[Excerpts from a transcription dataset]
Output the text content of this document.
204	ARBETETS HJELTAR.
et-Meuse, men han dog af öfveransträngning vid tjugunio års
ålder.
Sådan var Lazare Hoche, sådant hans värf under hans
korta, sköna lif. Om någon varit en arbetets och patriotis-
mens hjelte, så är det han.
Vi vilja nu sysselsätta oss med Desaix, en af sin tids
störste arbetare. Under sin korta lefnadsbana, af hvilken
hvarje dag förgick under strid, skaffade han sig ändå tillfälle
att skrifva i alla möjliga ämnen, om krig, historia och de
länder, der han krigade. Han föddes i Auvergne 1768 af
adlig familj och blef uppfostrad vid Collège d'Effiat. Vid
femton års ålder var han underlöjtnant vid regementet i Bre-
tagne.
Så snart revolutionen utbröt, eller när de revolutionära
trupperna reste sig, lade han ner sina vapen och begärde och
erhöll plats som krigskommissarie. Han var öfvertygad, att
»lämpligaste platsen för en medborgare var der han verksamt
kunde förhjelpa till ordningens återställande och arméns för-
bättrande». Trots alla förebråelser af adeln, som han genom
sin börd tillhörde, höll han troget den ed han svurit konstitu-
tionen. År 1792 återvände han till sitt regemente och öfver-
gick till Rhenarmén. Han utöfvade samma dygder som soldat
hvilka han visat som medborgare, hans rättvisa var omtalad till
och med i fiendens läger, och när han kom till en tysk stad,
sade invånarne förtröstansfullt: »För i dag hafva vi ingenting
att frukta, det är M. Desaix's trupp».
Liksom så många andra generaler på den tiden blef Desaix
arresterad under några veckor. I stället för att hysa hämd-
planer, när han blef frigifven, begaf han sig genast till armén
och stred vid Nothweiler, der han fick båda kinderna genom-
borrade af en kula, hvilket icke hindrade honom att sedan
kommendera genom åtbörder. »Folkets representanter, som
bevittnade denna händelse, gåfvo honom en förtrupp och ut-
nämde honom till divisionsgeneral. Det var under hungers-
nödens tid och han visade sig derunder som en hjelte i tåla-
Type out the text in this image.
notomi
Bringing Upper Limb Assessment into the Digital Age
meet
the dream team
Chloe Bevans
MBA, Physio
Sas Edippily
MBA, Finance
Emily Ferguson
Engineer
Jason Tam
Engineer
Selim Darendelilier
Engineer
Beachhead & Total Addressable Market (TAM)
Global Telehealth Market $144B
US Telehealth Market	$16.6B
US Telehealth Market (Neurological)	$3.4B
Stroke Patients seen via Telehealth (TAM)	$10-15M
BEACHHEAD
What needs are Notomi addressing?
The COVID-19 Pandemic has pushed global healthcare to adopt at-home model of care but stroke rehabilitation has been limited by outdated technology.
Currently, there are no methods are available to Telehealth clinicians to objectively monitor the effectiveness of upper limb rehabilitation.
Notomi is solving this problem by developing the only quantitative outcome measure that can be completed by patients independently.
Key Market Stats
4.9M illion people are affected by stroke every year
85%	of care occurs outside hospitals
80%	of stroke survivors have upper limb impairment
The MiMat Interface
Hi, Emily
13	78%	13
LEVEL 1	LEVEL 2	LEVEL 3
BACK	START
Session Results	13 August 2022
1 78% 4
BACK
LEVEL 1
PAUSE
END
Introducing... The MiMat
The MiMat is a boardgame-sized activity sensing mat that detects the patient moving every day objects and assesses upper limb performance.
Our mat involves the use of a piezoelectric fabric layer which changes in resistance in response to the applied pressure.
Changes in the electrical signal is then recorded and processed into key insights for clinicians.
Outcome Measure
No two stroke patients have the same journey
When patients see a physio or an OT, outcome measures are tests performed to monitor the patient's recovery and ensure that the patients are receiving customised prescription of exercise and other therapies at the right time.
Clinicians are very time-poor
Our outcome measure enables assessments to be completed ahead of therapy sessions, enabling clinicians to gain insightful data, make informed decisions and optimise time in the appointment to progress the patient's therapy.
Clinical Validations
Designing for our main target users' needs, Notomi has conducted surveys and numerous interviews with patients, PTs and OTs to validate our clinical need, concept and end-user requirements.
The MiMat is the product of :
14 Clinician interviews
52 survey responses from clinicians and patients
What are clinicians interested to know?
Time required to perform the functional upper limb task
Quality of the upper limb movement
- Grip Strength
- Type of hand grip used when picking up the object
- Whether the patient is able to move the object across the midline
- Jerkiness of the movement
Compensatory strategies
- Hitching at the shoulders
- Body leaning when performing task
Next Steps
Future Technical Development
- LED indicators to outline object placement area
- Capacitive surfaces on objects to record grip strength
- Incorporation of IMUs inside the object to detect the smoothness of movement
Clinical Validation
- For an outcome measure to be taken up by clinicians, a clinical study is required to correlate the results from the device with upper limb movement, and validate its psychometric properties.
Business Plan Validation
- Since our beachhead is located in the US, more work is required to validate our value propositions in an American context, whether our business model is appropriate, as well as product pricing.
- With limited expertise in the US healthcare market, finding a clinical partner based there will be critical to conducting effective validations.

# WHAT THIS TASK INVOLVES:
Find the string "validate" in the records, then copy each line where it occurs.

# ANSWER SPACE:
Designing for our main target users' needs, Notomi has conducted surveys and numerous interviews with patients, PTs and OTs to validate our clinical need, concept and end-user requirements.
- For an outcome measure to be taken up by clinicians, a clinical study is required to correlate the results from the device with upper limb movement, and validate its psychometric properties.
- Since our beachhead is located in the US, more work is required to validate our value propositions in an American context, whether our business model is appropriate, as well as product pricing.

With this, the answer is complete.